[Some records]
■ ■ ■

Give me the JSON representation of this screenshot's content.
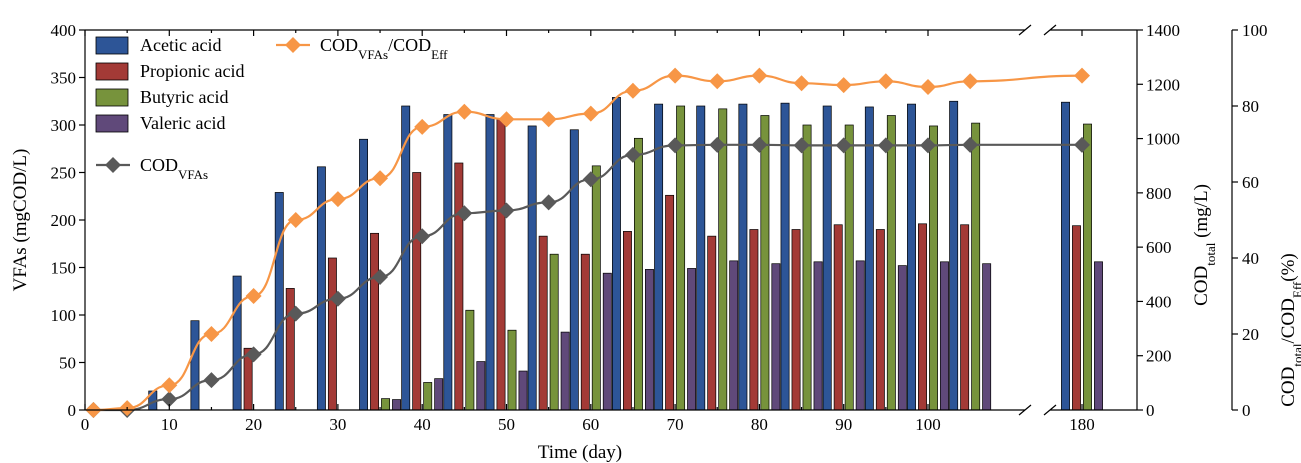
{
  "chart_data": {
    "type": "bar",
    "x_axis": {
      "label": "Time (day)",
      "ticks": [
        "0",
        "10",
        "20",
        "30",
        "40",
        "50",
        "60",
        "70",
        "80",
        "90",
        "100",
        "180"
      ],
      "break_between": [
        105,
        180
      ]
    },
    "y_left": {
      "label": "VFAs (mgCOD/L)",
      "ylim": [
        0,
        400
      ],
      "ticks": [
        "0",
        "50",
        "100",
        "150",
        "200",
        "250",
        "300",
        "350",
        "400"
      ]
    },
    "y_right1": {
      "label_main": "COD",
      "label_sub": "total",
      "label_tail": " (mg/L)",
      "ylim": [
        0,
        1400
      ],
      "ticks": [
        "0",
        "200",
        "400",
        "600",
        "800",
        "1000",
        "1200",
        "1400"
      ]
    },
    "y_right2": {
      "label_main": "COD",
      "label_sub1": "total",
      "label_mid": "/COD",
      "label_sub2": "Eff",
      "label_tail": "(%)",
      "ylim": [
        0,
        100
      ],
      "ticks": [
        "0",
        "20",
        "40",
        "60",
        "80",
        "100"
      ]
    },
    "days": [
      1,
      5,
      10,
      15,
      20,
      25,
      30,
      35,
      40,
      45,
      50,
      55,
      60,
      65,
      70,
      75,
      80,
      85,
      90,
      95,
      100,
      105,
      180
    ],
    "bar_series": [
      {
        "name": "Acetic acid",
        "color": "#2d5597",
        "values": [
          0,
          0,
          20,
          94,
          141,
          229,
          256,
          285,
          320,
          311,
          311,
          299,
          295,
          329,
          322,
          320,
          322,
          323,
          320,
          319,
          322,
          325,
          324
        ]
      },
      {
        "name": "Propionic acid",
        "color": "#a33a36",
        "values": [
          0,
          0,
          0,
          0,
          65,
          128,
          160,
          186,
          250,
          260,
          306,
          183,
          164,
          188,
          226,
          183,
          190,
          190,
          195,
          190,
          196,
          195,
          194
        ]
      },
      {
        "name": "Butyric acid",
        "color": "#77933c",
        "values": [
          0,
          0,
          0,
          0,
          0,
          0,
          0,
          12,
          29,
          105,
          84,
          164,
          257,
          286,
          320,
          317,
          310,
          300,
          300,
          310,
          299,
          302,
          301
        ]
      },
      {
        "name": "Valeric acid",
        "color": "#60497a",
        "values": [
          0,
          0,
          0,
          0,
          0,
          0,
          0,
          11,
          33,
          51,
          41,
          82,
          144,
          148,
          149,
          157,
          154,
          156,
          157,
          152,
          156,
          154,
          156
        ]
      }
    ],
    "line_series": [
      {
        "name_main": "COD",
        "name_sub": "VFAs",
        "axis": "y_right1",
        "color": "#595959",
        "marker": "diamond",
        "values": [
          0,
          0,
          40,
          110,
          205,
          355,
          410,
          490,
          640,
          725,
          735,
          765,
          850,
          940,
          975,
          977,
          977,
          975,
          975,
          975,
          975,
          977,
          977
        ]
      },
      {
        "name_main": "COD",
        "name_sub": "VFAs",
        "name_mid": "/COD",
        "name_sub2": "Eff",
        "axis": "y_right2",
        "color": "#f79646",
        "marker": "diamond",
        "values": [
          0,
          0.5,
          6.5,
          20,
          30,
          50,
          55.5,
          61,
          74.5,
          78.5,
          76.5,
          76.5,
          78,
          84,
          88,
          86.5,
          88,
          86,
          85.5,
          86.5,
          85,
          86.5,
          88
        ]
      }
    ]
  }
}
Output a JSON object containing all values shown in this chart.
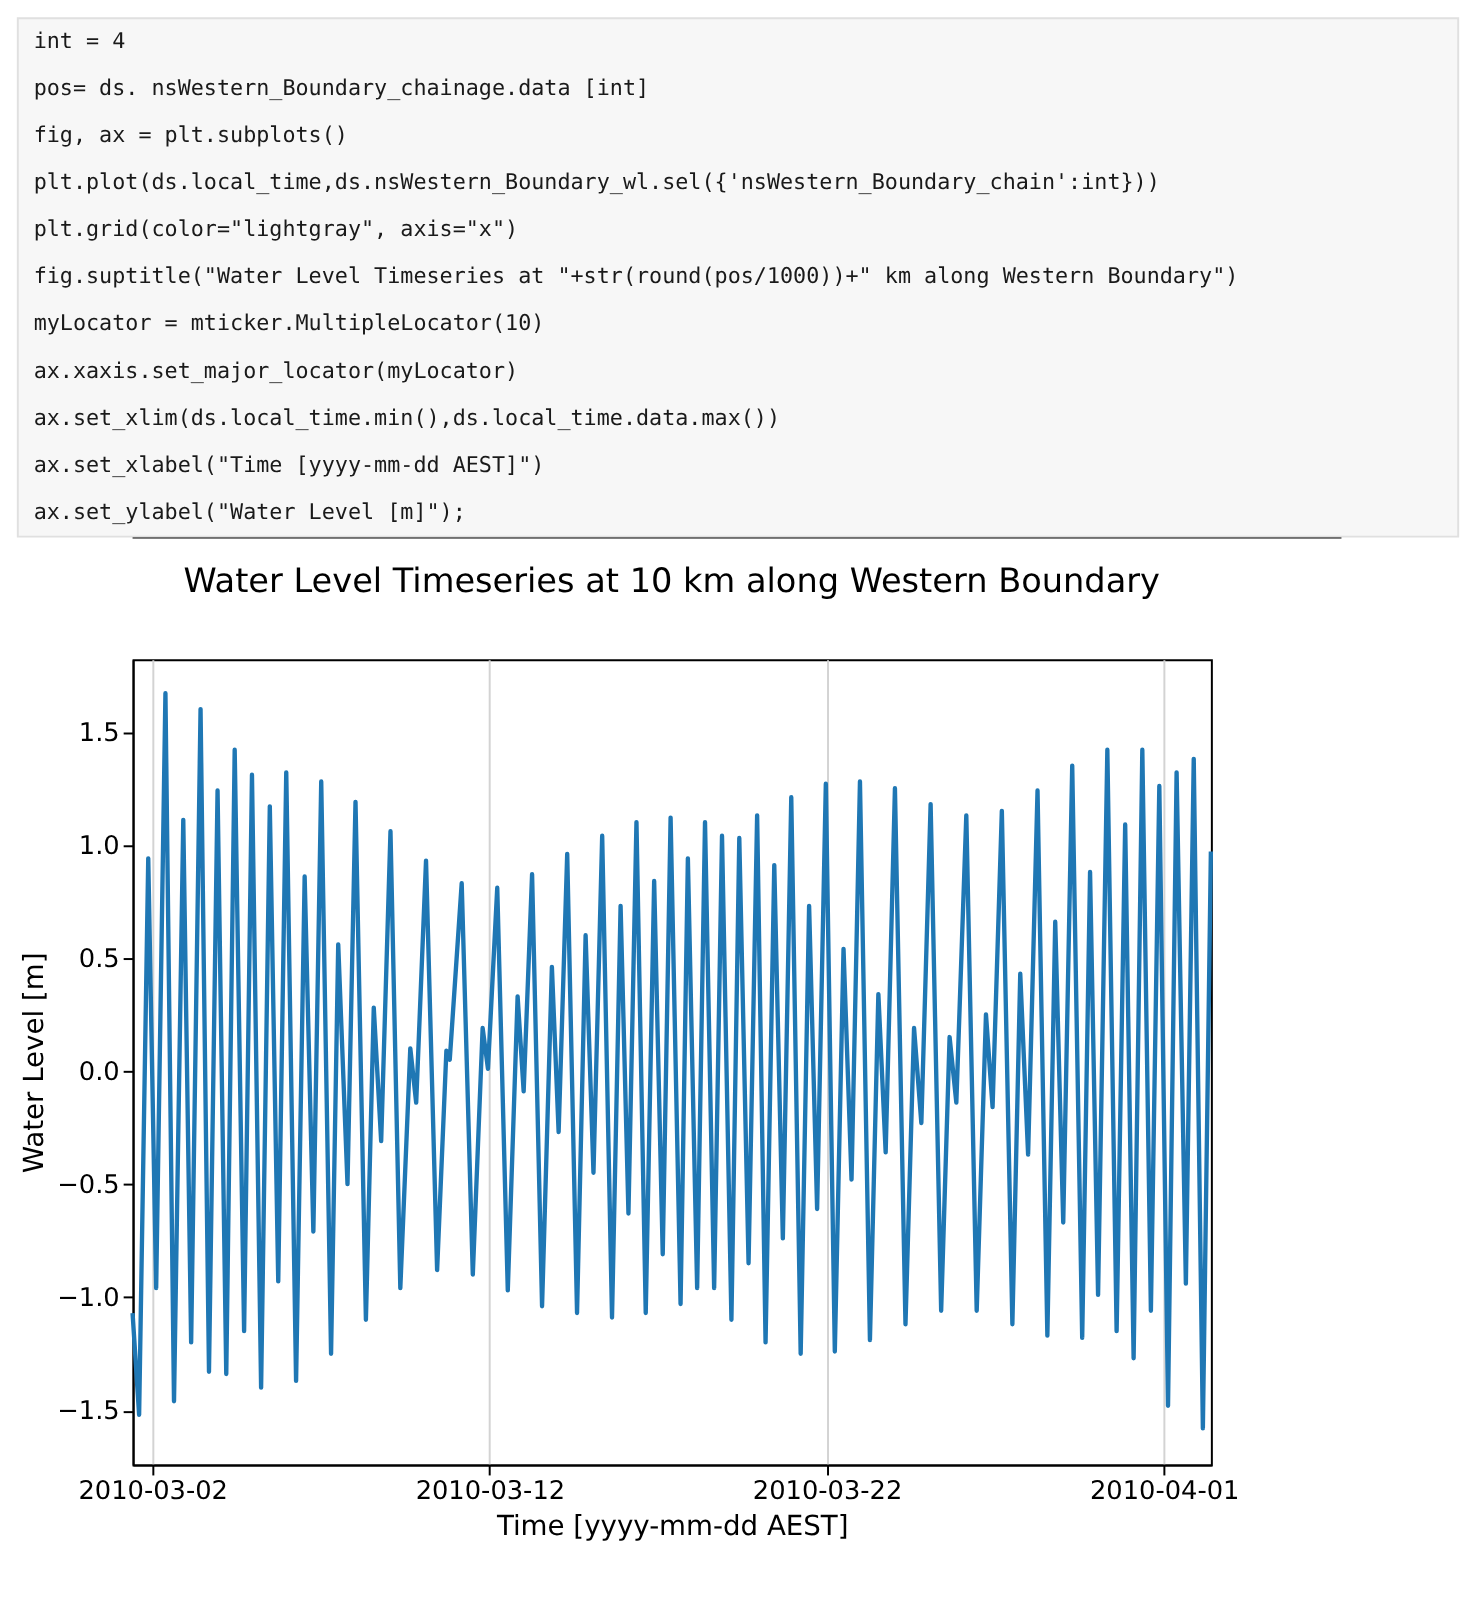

■ ■ ■

What the task asks -
Without including any pictures, reproduce the listing exactly.

Answer in full -
Give me the JSON representation of this screenshot's content.
{
  "chart_data": {
    "type": "bar",
    "x_axis": {
      "label": "Time (day)",
      "ticks": [
        "0",
        "10",
        "20",
        "30",
        "40",
        "50",
        "60",
        "70",
        "80",
        "90",
        "100",
        "180"
      ],
      "break_between": [
        105,
        180
      ]
    },
    "y_left": {
      "label": "VFAs (mgCOD/L)",
      "ylim": [
        0,
        400
      ],
      "ticks": [
        "0",
        "50",
        "100",
        "150",
        "200",
        "250",
        "300",
        "350",
        "400"
      ]
    },
    "y_right1": {
      "label_main": "COD",
      "label_sub": "total",
      "label_tail": " (mg/L)",
      "ylim": [
        0,
        1400
      ],
      "ticks": [
        "0",
        "200",
        "400",
        "600",
        "800",
        "1000",
        "1200",
        "1400"
      ]
    },
    "y_right2": {
      "label_main": "COD",
      "label_sub1": "total",
      "label_mid": "/COD",
      "label_sub2": "Eff",
      "label_tail": "(%)",
      "ylim": [
        0,
        100
      ],
      "ticks": [
        "0",
        "20",
        "40",
        "60",
        "80",
        "100"
      ]
    },
    "days": [
      1,
      5,
      10,
      15,
      20,
      25,
      30,
      35,
      40,
      45,
      50,
      55,
      60,
      65,
      70,
      75,
      80,
      85,
      90,
      95,
      100,
      105,
      180
    ],
    "bar_series": [
      {
        "name": "Acetic acid",
        "color": "#2d5597",
        "values": [
          0,
          0,
          20,
          94,
          141,
          229,
          256,
          285,
          320,
          311,
          311,
          299,
          295,
          329,
          322,
          320,
          322,
          323,
          320,
          319,
          322,
          325,
          324
        ]
      },
      {
        "name": "Propionic acid",
        "color": "#a33a36",
        "values": [
          0,
          0,
          0,
          0,
          65,
          128,
          160,
          186,
          250,
          260,
          306,
          183,
          164,
          188,
          226,
          183,
          190,
          190,
          195,
          190,
          196,
          195,
          194
        ]
      },
      {
        "name": "Butyric acid",
        "color": "#77933c",
        "values": [
          0,
          0,
          0,
          0,
          0,
          0,
          0,
          12,
          29,
          105,
          84,
          164,
          257,
          286,
          320,
          317,
          310,
          300,
          300,
          310,
          299,
          302,
          301
        ]
      },
      {
        "name": "Valeric acid",
        "color": "#60497a",
        "values": [
          0,
          0,
          0,
          0,
          0,
          0,
          0,
          11,
          33,
          51,
          41,
          82,
          144,
          148,
          149,
          157,
          154,
          156,
          157,
          152,
          156,
          154,
          156
        ]
      }
    ],
    "line_series": [
      {
        "name_main": "COD",
        "name_sub": "VFAs",
        "axis": "y_right1",
        "color": "#595959",
        "marker": "diamond",
        "values": [
          0,
          0,
          40,
          110,
          205,
          355,
          410,
          490,
          640,
          725,
          735,
          765,
          850,
          940,
          975,
          977,
          977,
          975,
          975,
          975,
          975,
          977,
          977
        ]
      },
      {
        "name_main": "COD",
        "name_sub": "VFAs",
        "name_mid": "/COD",
        "name_sub2": "Eff",
        "axis": "y_right2",
        "color": "#f79646",
        "marker": "diamond",
        "values": [
          0,
          0.5,
          6.5,
          20,
          30,
          50,
          55.5,
          61,
          74.5,
          78.5,
          76.5,
          76.5,
          78,
          84,
          88,
          86.5,
          88,
          86,
          85.5,
          86.5,
          85,
          86.5,
          88
        ]
      }
    ]
  }
}
Output a JSON object containing all values shown in this chart.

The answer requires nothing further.